_What you will do_.
Return every entry exactly.

_Records to use_.
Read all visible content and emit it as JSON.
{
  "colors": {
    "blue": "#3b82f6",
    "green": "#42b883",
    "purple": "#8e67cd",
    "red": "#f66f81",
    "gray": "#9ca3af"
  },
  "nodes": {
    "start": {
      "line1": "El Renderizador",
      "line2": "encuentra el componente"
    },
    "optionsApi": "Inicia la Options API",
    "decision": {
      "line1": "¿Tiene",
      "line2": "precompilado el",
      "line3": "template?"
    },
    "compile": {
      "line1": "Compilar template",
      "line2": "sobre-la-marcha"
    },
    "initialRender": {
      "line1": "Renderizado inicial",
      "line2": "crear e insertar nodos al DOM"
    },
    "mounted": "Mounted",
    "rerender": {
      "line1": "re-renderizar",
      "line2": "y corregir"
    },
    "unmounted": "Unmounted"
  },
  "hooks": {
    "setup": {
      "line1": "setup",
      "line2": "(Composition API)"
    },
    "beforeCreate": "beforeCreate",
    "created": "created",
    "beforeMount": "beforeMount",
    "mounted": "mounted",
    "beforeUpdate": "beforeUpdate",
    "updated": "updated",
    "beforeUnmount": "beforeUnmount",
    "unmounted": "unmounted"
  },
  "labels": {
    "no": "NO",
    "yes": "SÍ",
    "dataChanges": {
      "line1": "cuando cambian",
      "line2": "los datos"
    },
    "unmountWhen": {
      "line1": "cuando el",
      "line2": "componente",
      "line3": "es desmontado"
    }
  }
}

_Solution for this task_.
Read all visible content and emit it as JSON.
{
  "colors": {
    "blue": "#3b82f6",
    "green": "#42b883",
    "purple": "#8e67cd",
    "red": "#f66f81",
    "gray": "#9ca3af"
  },
  "nodes": {
    "start": {
      "line1": "El Renderizador",
      "line2": "encuentra el componente"
    },
    "optionsApi": "Inicia la Options API",
    "decision": {
      "line1": "¿Tiene",
      "line2": "precompilado el",
      "line3": "template?"
    },
    "compile": {
      "line1": "Compilar template",
      "line2": "sobre-la-marcha"
    },
    "initialRender": {
      "line1": "Renderizado inicial",
      "line2": "crear e insertar nodos al DOM"
    },
    "mounted": "Mounted",
    "rerender": {
      "line1": "re-renderizar",
      "line2": "y corregir"
    },
    "unmounted": "Unmounted"
  },
  "hooks": {
    "setup": {
      "line1": "setup",
      "line2": "(Composition API)"
    },
    "beforeCreate": "beforeCreate",
    "created": "created",
    "beforeMount": "beforeMount",
    "mounted": "mounted",
    "beforeUpdate": "beforeUpdate",
    "updated": "updated",
    "beforeUnmount": "beforeUnmount",
    "unmounted": "unmounted"
  },
  "labels": {
    "no": "NO",
    "yes": "SÍ",
    "dataChanges": {
      "line1": "cuando cambian",
      "line2": "los datos"
    },
    "unmountWhen": {
      "line1": "cuando el",
      "line2": "componente",
      "line3": "es desmontado"
    }
  }
}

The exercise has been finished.